### [AIM OF THE TASK]
Look through the material below for "title". Copy every line that contains it.
****
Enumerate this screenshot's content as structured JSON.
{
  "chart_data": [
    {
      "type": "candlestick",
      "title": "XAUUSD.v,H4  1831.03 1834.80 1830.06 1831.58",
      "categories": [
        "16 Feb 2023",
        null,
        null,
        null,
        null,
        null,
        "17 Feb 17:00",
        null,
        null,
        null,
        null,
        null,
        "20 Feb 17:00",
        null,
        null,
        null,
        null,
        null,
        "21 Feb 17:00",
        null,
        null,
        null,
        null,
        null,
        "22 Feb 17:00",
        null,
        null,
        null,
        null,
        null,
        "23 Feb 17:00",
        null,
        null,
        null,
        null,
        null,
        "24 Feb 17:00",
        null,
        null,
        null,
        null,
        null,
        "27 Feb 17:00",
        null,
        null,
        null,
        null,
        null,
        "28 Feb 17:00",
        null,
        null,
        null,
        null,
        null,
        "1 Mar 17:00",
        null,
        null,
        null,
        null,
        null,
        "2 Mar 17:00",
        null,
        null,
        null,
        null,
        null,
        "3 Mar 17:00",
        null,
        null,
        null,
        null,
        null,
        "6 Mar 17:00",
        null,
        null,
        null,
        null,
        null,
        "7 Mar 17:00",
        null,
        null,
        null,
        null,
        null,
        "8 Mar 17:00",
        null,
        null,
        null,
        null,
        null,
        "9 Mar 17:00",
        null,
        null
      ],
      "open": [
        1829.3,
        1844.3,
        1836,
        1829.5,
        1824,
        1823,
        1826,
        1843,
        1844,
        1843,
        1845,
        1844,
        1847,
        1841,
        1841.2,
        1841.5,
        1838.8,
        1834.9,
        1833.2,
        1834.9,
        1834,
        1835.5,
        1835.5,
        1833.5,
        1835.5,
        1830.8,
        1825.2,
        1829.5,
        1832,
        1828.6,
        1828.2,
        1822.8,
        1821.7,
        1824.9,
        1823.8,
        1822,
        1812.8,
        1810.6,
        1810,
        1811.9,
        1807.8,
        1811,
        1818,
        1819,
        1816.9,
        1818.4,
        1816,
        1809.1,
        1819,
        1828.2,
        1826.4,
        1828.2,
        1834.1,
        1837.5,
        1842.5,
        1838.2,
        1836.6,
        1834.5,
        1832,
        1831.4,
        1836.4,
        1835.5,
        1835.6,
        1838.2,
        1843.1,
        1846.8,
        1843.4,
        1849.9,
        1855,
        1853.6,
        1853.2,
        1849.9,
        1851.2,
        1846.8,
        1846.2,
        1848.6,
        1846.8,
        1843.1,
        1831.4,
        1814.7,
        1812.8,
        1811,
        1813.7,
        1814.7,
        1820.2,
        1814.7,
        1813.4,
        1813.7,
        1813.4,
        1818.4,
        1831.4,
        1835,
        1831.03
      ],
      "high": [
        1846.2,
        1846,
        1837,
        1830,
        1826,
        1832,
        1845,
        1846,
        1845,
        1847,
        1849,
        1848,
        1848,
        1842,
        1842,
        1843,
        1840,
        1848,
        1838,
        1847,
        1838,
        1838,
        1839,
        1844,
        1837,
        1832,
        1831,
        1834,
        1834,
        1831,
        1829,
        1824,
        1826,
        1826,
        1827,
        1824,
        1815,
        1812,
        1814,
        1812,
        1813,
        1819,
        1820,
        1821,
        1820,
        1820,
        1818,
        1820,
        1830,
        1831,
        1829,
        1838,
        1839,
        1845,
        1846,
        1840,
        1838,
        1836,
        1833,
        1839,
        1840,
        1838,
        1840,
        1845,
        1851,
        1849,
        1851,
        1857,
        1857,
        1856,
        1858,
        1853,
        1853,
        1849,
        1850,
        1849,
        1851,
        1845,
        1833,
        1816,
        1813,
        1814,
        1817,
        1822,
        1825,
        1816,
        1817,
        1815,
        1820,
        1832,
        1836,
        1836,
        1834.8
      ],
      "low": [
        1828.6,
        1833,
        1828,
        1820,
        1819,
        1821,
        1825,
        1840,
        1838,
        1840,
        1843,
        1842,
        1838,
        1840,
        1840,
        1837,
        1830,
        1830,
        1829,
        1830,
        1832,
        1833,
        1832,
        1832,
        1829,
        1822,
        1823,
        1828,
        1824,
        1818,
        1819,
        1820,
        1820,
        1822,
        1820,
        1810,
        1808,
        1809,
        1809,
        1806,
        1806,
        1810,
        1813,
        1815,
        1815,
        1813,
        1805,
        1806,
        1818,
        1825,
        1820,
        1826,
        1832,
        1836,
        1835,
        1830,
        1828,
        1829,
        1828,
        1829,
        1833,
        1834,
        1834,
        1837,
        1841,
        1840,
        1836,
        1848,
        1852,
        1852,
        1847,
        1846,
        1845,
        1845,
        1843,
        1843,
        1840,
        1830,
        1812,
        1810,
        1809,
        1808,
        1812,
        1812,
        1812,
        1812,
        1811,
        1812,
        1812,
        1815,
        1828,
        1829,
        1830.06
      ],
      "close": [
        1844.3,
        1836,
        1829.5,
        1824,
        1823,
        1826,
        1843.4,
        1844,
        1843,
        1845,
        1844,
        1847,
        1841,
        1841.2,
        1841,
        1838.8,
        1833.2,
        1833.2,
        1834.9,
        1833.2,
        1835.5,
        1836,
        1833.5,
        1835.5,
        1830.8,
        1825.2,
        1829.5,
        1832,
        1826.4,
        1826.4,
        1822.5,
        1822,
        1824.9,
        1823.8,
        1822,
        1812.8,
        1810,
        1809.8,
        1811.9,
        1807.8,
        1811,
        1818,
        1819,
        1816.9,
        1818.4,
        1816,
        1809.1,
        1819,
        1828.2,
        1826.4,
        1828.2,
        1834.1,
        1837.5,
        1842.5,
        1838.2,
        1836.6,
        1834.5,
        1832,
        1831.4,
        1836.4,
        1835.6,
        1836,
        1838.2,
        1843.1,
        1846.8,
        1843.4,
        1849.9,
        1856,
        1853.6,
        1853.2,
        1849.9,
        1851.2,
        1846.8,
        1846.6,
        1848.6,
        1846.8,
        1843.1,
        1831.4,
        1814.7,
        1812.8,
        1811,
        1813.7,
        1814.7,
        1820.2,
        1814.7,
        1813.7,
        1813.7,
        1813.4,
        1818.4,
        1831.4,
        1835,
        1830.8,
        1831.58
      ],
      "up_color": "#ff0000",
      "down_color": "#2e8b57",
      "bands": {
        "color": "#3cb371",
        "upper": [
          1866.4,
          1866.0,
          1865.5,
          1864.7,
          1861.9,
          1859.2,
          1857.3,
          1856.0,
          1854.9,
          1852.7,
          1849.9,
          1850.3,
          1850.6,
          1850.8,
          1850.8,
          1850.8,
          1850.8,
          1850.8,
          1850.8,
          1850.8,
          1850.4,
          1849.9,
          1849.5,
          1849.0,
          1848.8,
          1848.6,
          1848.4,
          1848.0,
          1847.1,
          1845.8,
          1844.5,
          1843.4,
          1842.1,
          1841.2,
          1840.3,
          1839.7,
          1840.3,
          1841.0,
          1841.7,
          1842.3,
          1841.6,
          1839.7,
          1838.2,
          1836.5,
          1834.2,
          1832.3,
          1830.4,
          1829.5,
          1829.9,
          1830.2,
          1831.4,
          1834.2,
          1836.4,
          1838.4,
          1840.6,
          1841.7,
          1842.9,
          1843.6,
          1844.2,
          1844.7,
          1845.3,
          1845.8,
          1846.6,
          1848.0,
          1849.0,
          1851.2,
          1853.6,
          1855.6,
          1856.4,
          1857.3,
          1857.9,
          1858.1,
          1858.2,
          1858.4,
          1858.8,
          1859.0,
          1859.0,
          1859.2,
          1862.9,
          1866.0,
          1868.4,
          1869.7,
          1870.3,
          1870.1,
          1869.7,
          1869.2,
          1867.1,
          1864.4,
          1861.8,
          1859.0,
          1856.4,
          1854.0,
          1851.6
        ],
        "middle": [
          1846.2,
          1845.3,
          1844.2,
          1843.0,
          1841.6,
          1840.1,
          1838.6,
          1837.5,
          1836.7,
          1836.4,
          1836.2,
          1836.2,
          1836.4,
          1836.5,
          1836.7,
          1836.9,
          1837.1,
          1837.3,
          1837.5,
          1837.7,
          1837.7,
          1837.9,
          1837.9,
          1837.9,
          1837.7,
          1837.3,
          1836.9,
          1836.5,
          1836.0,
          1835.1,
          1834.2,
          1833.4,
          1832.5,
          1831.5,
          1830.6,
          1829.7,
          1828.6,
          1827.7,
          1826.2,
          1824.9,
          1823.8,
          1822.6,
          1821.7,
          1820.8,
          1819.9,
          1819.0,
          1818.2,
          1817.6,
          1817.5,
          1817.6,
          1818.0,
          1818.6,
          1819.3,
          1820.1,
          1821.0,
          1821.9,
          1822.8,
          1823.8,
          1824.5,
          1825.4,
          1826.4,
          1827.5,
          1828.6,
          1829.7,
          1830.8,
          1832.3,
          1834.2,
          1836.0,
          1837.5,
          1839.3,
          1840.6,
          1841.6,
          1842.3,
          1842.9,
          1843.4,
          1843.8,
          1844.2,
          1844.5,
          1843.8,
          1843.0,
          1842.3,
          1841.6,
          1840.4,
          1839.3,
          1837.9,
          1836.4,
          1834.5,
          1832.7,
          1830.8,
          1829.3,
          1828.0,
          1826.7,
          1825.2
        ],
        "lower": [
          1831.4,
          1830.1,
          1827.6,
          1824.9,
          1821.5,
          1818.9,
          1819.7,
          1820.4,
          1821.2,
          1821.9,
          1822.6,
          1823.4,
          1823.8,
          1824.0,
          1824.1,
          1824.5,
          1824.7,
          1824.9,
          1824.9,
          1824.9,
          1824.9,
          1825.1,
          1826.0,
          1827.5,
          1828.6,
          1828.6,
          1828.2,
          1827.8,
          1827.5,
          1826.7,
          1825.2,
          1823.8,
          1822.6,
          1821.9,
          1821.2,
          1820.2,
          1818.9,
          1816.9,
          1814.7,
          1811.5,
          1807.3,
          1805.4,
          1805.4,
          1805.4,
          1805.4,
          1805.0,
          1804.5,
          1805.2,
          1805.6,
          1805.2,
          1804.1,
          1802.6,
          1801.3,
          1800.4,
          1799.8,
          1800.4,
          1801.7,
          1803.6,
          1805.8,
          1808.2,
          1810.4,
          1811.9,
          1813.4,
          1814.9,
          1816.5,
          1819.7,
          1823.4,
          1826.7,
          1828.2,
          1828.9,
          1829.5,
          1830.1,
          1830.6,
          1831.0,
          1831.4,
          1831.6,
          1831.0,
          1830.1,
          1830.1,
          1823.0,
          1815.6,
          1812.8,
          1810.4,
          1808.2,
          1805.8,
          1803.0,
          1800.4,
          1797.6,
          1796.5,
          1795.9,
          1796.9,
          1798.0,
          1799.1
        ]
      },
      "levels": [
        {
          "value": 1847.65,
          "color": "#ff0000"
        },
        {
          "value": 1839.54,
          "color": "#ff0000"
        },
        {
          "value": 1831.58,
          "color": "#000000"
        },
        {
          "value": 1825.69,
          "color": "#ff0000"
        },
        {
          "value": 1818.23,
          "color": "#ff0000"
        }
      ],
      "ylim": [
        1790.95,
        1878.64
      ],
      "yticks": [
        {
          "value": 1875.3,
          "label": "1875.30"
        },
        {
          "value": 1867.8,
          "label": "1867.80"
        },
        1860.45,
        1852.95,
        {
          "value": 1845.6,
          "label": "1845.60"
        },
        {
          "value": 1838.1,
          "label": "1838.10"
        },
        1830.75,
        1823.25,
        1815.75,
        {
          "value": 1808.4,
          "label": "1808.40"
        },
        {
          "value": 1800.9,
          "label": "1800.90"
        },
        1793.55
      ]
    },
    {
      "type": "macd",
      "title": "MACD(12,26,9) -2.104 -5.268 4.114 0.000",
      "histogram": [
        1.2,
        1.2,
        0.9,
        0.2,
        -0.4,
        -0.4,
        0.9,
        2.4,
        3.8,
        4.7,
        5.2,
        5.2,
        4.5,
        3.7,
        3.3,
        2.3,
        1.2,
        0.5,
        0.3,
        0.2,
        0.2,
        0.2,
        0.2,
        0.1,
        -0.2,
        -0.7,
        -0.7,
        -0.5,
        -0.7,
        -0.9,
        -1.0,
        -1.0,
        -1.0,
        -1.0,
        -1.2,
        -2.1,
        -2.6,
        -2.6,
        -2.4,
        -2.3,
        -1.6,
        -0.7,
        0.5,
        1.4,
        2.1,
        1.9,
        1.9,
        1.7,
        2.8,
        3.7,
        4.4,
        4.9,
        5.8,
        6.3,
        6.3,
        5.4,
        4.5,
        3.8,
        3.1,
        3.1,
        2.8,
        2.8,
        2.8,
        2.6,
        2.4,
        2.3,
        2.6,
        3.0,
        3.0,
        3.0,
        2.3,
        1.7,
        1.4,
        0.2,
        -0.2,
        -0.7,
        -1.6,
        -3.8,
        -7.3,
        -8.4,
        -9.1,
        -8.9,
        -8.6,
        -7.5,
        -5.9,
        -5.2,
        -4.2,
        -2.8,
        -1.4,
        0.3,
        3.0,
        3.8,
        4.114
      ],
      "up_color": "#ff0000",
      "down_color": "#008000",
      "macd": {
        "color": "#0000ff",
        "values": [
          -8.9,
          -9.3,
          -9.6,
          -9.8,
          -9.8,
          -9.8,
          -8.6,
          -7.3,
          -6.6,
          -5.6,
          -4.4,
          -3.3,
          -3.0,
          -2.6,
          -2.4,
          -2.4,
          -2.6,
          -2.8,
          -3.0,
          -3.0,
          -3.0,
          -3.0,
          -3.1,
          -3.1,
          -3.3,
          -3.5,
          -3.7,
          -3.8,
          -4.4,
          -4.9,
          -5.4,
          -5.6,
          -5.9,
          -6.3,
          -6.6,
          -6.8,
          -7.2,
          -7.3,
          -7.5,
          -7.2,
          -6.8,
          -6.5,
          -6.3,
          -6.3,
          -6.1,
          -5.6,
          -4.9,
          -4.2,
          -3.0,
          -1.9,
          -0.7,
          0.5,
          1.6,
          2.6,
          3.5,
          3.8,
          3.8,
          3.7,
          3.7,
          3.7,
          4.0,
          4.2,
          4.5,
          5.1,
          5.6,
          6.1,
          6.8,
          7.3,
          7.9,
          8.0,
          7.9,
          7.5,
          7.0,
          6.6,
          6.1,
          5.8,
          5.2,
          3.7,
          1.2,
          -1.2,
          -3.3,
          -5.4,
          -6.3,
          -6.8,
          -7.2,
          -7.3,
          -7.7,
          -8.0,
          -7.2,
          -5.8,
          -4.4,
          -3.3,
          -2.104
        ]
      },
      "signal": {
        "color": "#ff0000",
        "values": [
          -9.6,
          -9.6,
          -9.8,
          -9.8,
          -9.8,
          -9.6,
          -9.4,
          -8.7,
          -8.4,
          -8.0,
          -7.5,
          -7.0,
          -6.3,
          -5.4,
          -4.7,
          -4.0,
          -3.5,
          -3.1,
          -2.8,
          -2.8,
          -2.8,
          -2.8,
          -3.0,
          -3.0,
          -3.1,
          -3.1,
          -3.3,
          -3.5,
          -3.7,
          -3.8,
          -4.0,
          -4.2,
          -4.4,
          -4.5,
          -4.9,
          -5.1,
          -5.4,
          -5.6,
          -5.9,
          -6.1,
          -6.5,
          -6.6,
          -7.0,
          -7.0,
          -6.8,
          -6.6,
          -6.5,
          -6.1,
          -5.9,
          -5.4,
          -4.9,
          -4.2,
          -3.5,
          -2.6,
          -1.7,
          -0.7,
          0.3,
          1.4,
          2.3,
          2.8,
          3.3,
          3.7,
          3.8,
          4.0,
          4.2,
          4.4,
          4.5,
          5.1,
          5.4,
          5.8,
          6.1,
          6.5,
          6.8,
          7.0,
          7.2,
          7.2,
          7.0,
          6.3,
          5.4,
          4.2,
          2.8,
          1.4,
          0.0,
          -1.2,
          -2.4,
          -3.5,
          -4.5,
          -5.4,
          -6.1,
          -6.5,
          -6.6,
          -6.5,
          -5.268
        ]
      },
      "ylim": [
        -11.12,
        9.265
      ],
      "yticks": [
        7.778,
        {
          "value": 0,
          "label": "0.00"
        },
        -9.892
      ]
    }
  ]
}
****
### [SOLUTION TO THIS PROBLEM]
      "title": "XAUUSD.v,H4  1831.03 1834.80 1830.06 1831.58",
      "title": "MACD(12,26,9) -2.104 -5.268 4.114 0.000",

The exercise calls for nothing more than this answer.